- Stated task -
Skip the pictures. Reproduce all other material exactly.
++++
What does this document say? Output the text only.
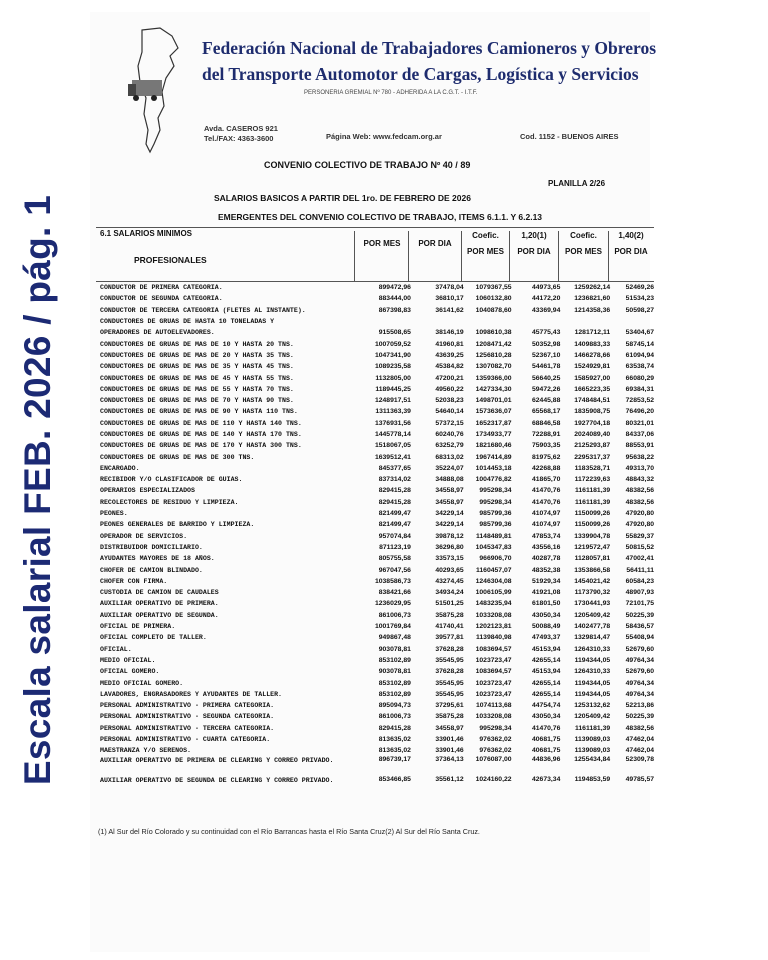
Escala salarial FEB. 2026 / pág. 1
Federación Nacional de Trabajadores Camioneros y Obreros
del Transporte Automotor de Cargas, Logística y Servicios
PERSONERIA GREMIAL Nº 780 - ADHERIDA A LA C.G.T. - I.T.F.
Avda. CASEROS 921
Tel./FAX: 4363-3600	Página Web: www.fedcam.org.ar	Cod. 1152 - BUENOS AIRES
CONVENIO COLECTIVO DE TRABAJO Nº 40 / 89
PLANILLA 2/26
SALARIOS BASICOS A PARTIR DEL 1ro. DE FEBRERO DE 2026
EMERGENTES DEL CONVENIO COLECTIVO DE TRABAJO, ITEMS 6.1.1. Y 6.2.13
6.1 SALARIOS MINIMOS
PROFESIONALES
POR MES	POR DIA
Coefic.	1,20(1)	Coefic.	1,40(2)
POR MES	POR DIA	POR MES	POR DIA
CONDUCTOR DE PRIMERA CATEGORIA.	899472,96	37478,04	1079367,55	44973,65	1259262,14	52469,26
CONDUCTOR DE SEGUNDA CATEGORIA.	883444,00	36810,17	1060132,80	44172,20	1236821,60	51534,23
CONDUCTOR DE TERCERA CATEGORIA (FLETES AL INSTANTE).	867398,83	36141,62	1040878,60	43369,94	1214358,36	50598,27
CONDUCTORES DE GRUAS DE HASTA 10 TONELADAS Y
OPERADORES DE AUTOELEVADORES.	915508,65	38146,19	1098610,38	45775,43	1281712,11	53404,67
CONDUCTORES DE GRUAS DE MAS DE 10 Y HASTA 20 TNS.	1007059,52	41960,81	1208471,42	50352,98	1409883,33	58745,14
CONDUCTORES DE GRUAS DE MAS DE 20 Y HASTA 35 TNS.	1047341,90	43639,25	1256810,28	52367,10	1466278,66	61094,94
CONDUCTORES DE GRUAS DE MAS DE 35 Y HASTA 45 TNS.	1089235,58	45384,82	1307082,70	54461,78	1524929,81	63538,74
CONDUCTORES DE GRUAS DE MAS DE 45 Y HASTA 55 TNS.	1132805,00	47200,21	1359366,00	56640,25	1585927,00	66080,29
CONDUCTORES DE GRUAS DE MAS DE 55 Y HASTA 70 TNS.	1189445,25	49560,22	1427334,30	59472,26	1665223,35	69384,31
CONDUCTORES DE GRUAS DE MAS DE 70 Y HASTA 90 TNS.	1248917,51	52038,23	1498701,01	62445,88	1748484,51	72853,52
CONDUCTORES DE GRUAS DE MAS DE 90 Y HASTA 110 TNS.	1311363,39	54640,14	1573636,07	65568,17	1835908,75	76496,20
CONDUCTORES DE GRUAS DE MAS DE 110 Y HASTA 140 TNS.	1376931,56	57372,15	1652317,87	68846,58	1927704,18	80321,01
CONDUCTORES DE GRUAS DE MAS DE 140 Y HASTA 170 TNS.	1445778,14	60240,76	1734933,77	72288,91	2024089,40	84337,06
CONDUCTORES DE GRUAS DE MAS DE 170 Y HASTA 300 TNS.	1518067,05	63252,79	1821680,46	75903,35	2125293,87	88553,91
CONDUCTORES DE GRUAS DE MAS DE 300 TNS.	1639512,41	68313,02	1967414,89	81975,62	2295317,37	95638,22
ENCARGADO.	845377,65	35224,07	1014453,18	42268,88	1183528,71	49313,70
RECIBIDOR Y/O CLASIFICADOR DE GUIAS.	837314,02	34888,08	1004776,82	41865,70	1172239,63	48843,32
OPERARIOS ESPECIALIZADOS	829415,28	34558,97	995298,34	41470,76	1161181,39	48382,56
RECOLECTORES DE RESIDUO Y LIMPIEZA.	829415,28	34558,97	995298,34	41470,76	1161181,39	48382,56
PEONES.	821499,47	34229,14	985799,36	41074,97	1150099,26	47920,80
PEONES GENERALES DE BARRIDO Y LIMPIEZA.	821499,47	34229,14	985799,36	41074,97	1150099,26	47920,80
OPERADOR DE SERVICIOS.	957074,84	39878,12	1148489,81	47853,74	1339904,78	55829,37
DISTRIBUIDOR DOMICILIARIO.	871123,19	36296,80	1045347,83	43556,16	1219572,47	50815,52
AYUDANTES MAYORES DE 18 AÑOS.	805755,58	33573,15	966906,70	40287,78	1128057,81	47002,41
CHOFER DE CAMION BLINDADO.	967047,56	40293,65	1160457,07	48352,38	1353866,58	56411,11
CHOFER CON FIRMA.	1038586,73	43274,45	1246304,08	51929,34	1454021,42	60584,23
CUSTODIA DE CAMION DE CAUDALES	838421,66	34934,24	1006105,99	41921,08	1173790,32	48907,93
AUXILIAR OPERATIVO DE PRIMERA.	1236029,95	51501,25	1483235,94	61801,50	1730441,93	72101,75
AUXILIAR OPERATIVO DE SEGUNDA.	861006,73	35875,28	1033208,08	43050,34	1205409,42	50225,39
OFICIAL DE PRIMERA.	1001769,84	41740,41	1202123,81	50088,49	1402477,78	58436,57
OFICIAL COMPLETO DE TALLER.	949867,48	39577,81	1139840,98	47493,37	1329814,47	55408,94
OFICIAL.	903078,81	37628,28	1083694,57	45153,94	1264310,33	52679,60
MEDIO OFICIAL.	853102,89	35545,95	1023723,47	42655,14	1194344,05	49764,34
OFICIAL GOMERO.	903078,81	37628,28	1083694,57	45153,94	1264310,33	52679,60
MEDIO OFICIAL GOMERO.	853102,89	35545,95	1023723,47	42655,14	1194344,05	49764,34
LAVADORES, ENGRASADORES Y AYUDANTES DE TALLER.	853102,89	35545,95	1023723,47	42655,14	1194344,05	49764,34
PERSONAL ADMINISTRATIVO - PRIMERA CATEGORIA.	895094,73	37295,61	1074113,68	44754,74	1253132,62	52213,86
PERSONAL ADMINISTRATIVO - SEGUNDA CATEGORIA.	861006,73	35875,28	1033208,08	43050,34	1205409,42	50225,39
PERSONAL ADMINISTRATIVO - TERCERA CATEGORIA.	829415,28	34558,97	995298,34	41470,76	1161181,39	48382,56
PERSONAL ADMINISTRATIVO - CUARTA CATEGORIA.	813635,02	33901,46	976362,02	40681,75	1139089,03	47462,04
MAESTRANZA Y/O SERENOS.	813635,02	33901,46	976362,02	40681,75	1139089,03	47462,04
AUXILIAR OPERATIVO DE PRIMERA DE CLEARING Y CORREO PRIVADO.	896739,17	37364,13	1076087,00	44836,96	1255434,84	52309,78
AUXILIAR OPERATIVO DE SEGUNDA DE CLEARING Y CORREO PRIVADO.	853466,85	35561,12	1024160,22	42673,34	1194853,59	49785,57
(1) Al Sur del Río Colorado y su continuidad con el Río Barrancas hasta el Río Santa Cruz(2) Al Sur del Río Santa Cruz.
++++
- Problem solution -
What does this document say? Output the text only.
Escala salarial FEB. 2026 / pág. 1
Federación Nacional de Trabajadores Camioneros y Obreros
del Transporte Automotor de Cargas, Logística y Servicios
PERSONERIA GREMIAL Nº 780 - ADHERIDA A LA C.G.T. - I.T.F.
Avda. CASEROS 921
Tel./FAX: 4363-3600	Página Web: www.fedcam.org.ar	Cod. 1152 - BUENOS AIRES
CONVENIO COLECTIVO DE TRABAJO Nº 40 / 89
PLANILLA 2/26
SALARIOS BASICOS A PARTIR DEL 1ro. DE FEBRERO DE 2026
EMERGENTES DEL CONVENIO COLECTIVO DE TRABAJO, ITEMS 6.1.1. Y 6.2.13
6.1 SALARIOS MINIMOS
PROFESIONALES
POR MES	POR DIA
Coefic.	1,20(1)	Coefic.	1,40(2)
POR MES	POR DIA	POR MES	POR DIA
CONDUCTOR DE PRIMERA CATEGORIA.	899472,96	37478,04	1079367,55	44973,65	1259262,14	52469,26
CONDUCTOR DE SEGUNDA CATEGORIA.	883444,00	36810,17	1060132,80	44172,20	1236821,60	51534,23
CONDUCTOR DE TERCERA CATEGORIA (FLETES AL INSTANTE).	867398,83	36141,62	1040878,60	43369,94	1214358,36	50598,27
CONDUCTORES DE GRUAS DE HASTA 10 TONELADAS Y
OPERADORES DE AUTOELEVADORES.	915508,65	38146,19	1098610,38	45775,43	1281712,11	53404,67
CONDUCTORES DE GRUAS DE MAS DE 10 Y HASTA 20 TNS.	1007059,52	41960,81	1208471,42	50352,98	1409883,33	58745,14
CONDUCTORES DE GRUAS DE MAS DE 20 Y HASTA 35 TNS.	1047341,90	43639,25	1256810,28	52367,10	1466278,66	61094,94
CONDUCTORES DE GRUAS DE MAS DE 35 Y HASTA 45 TNS.	1089235,58	45384,82	1307082,70	54461,78	1524929,81	63538,74
CONDUCTORES DE GRUAS DE MAS DE 45 Y HASTA 55 TNS.	1132805,00	47200,21	1359366,00	56640,25	1585927,00	66080,29
CONDUCTORES DE GRUAS DE MAS DE 55 Y HASTA 70 TNS.	1189445,25	49560,22	1427334,30	59472,26	1665223,35	69384,31
CONDUCTORES DE GRUAS DE MAS DE 70 Y HASTA 90 TNS.	1248917,51	52038,23	1498701,01	62445,88	1748484,51	72853,52
CONDUCTORES DE GRUAS DE MAS DE 90 Y HASTA 110 TNS.	1311363,39	54640,14	1573636,07	65568,17	1835908,75	76496,20
CONDUCTORES DE GRUAS DE MAS DE 110 Y HASTA 140 TNS.	1376931,56	57372,15	1652317,87	68846,58	1927704,18	80321,01
CONDUCTORES DE GRUAS DE MAS DE 140 Y HASTA 170 TNS.	1445778,14	60240,76	1734933,77	72288,91	2024089,40	84337,06
CONDUCTORES DE GRUAS DE MAS DE 170 Y HASTA 300 TNS.	1518067,05	63252,79	1821680,46	75903,35	2125293,87	88553,91
CONDUCTORES DE GRUAS DE MAS DE 300 TNS.	1639512,41	68313,02	1967414,89	81975,62	2295317,37	95638,22
ENCARGADO.	845377,65	35224,07	1014453,18	42268,88	1183528,71	49313,70
RECIBIDOR Y/O CLASIFICADOR DE GUIAS.	837314,02	34888,08	1004776,82	41865,70	1172239,63	48843,32
OPERARIOS ESPECIALIZADOS	829415,28	34558,97	995298,34	41470,76	1161181,39	48382,56
RECOLECTORES DE RESIDUO Y LIMPIEZA.	829415,28	34558,97	995298,34	41470,76	1161181,39	48382,56
PEONES.	821499,47	34229,14	985799,36	41074,97	1150099,26	47920,80
PEONES GENERALES DE BARRIDO Y LIMPIEZA.	821499,47	34229,14	985799,36	41074,97	1150099,26	47920,80
OPERADOR DE SERVICIOS.	957074,84	39878,12	1148489,81	47853,74	1339904,78	55829,37
DISTRIBUIDOR DOMICILIARIO.	871123,19	36296,80	1045347,83	43556,16	1219572,47	50815,52
AYUDANTES MAYORES DE 18 AÑOS.	805755,58	33573,15	966906,70	40287,78	1128057,81	47002,41
CHOFER DE CAMION BLINDADO.	967047,56	40293,65	1160457,07	48352,38	1353866,58	56411,11
CHOFER CON FIRMA.	1038586,73	43274,45	1246304,08	51929,34	1454021,42	60584,23
CUSTODIA DE CAMION DE CAUDALES	838421,66	34934,24	1006105,99	41921,08	1173790,32	48907,93
AUXILIAR OPERATIVO DE PRIMERA.	1236029,95	51501,25	1483235,94	61801,50	1730441,93	72101,75
AUXILIAR OPERATIVO DE SEGUNDA.	861006,73	35875,28	1033208,08	43050,34	1205409,42	50225,39
OFICIAL DE PRIMERA.	1001769,84	41740,41	1202123,81	50088,49	1402477,78	58436,57
OFICIAL COMPLETO DE TALLER.	949867,48	39577,81	1139840,98	47493,37	1329814,47	55408,94
OFICIAL.	903078,81	37628,28	1083694,57	45153,94	1264310,33	52679,60
MEDIO OFICIAL.	853102,89	35545,95	1023723,47	42655,14	1194344,05	49764,34
OFICIAL GOMERO.	903078,81	37628,28	1083694,57	45153,94	1264310,33	52679,60
MEDIO OFICIAL GOMERO.	853102,89	35545,95	1023723,47	42655,14	1194344,05	49764,34
LAVADORES, ENGRASADORES Y AYUDANTES DE TALLER.	853102,89	35545,95	1023723,47	42655,14	1194344,05	49764,34
PERSONAL ADMINISTRATIVO - PRIMERA CATEGORIA.	895094,73	37295,61	1074113,68	44754,74	1253132,62	52213,86
PERSONAL ADMINISTRATIVO - SEGUNDA CATEGORIA.	861006,73	35875,28	1033208,08	43050,34	1205409,42	50225,39
PERSONAL ADMINISTRATIVO - TERCERA CATEGORIA.	829415,28	34558,97	995298,34	41470,76	1161181,39	48382,56
PERSONAL ADMINISTRATIVO - CUARTA CATEGORIA.	813635,02	33901,46	976362,02	40681,75	1139089,03	47462,04
MAESTRANZA Y/O SERENOS.	813635,02	33901,46	976362,02	40681,75	1139089,03	47462,04
AUXILIAR OPERATIVO DE PRIMERA DE CLEARING Y CORREO PRIVADO.	896739,17	37364,13	1076087,00	44836,96	1255434,84	52309,78
AUXILIAR OPERATIVO DE SEGUNDA DE CLEARING Y CORREO PRIVADO.	853466,85	35561,12	1024160,22	42673,34	1194853,59	49785,57
(1) Al Sur del Río Colorado y su continuidad con el Río Barrancas hasta el Río Santa Cruz(2) Al Sur del Río Santa Cruz.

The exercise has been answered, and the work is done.